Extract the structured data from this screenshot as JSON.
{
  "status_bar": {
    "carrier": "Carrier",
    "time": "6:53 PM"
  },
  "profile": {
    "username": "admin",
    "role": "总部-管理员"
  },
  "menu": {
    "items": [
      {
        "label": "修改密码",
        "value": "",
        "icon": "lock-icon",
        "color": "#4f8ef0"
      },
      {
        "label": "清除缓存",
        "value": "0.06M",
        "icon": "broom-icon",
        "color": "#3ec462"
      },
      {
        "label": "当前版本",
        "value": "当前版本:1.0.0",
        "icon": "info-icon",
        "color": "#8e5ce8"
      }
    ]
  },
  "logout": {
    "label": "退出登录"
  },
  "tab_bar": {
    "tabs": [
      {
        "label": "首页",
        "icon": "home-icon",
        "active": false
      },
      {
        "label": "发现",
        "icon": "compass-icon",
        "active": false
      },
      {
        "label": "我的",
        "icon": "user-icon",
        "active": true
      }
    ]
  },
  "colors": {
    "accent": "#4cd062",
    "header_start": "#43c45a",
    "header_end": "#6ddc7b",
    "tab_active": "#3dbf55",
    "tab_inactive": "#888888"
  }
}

* * *

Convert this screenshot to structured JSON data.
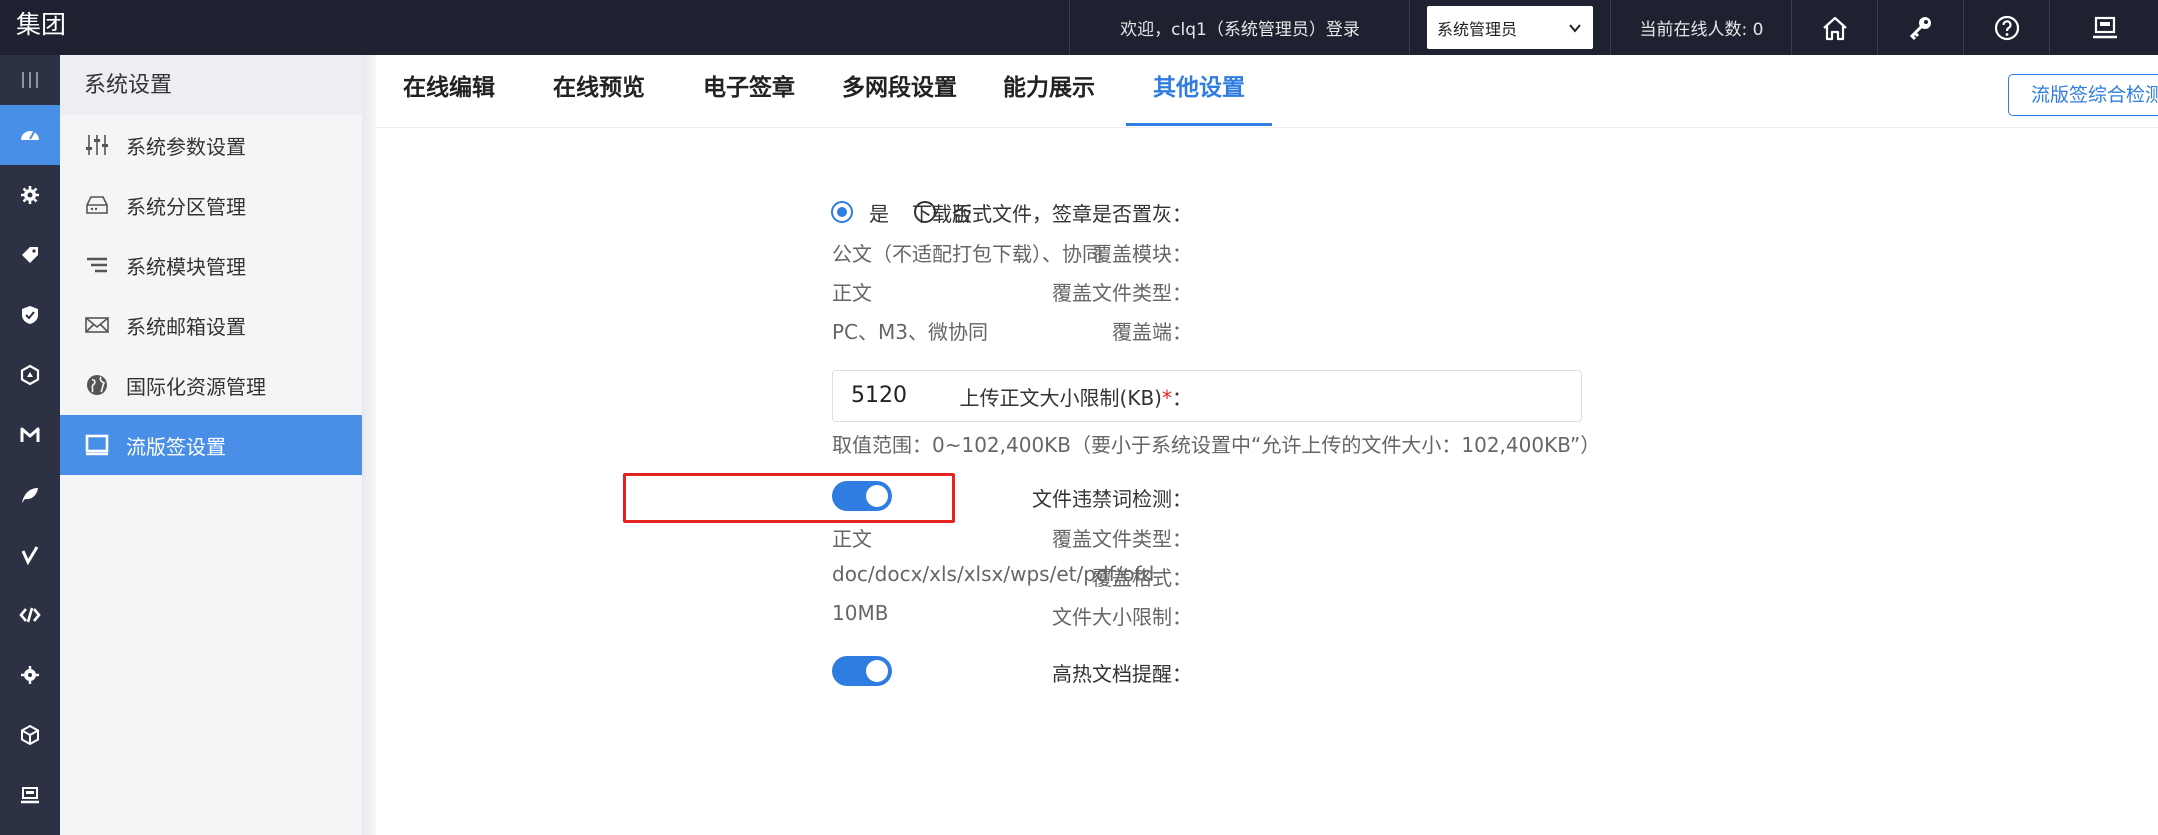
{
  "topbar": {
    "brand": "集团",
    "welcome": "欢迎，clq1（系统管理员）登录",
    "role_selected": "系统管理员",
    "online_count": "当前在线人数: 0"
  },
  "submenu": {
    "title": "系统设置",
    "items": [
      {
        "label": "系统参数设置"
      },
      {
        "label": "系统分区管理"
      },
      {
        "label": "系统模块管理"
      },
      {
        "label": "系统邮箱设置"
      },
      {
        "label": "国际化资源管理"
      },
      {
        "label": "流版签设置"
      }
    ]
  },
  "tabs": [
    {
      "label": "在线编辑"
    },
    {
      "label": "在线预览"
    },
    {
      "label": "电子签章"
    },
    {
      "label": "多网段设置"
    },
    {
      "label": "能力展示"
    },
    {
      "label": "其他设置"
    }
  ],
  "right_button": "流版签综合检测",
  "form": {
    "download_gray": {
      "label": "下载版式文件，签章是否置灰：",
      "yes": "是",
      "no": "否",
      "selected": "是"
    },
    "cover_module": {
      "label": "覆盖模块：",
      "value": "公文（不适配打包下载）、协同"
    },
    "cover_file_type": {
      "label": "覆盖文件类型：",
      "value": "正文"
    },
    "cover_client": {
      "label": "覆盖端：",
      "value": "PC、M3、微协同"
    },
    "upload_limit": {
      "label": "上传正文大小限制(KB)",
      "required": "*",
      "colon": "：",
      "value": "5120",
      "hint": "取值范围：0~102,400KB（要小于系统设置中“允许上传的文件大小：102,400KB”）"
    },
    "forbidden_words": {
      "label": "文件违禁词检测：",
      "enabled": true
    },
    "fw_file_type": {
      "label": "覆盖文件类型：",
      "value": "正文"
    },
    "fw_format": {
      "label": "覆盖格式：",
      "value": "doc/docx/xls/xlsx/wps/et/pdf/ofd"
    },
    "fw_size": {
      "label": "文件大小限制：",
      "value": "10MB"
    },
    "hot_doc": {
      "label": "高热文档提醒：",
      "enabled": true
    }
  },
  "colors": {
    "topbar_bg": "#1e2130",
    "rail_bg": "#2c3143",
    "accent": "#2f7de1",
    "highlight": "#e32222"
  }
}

---

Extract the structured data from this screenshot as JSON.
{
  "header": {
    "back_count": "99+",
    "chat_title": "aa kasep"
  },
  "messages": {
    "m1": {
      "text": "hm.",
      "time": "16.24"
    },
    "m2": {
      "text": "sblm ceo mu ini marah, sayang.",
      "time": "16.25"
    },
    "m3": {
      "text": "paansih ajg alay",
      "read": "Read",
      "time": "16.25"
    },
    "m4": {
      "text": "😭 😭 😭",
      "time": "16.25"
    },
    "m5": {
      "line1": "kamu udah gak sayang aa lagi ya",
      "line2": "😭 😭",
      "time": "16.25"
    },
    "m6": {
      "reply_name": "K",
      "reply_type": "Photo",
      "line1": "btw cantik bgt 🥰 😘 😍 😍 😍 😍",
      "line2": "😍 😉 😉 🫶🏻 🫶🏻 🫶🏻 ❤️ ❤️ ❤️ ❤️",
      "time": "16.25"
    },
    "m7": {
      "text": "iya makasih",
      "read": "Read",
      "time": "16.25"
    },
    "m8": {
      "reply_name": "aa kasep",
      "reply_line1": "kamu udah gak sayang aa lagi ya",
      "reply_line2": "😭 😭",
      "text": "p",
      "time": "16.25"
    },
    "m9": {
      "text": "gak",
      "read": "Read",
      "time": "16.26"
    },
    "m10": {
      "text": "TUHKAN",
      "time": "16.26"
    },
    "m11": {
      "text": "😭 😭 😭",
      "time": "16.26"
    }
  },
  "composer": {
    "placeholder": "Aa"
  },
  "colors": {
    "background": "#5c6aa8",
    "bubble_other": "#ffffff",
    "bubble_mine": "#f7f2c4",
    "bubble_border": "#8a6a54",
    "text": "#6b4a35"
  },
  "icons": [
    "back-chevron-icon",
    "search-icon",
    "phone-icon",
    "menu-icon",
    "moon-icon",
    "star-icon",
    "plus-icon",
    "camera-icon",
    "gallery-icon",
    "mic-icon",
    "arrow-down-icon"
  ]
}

* [WHAT YOU NEED TO DO]
Only the count is wanted: report how many lines of the material above hold the word "value".

* [EXERCISE SOLUTION]
10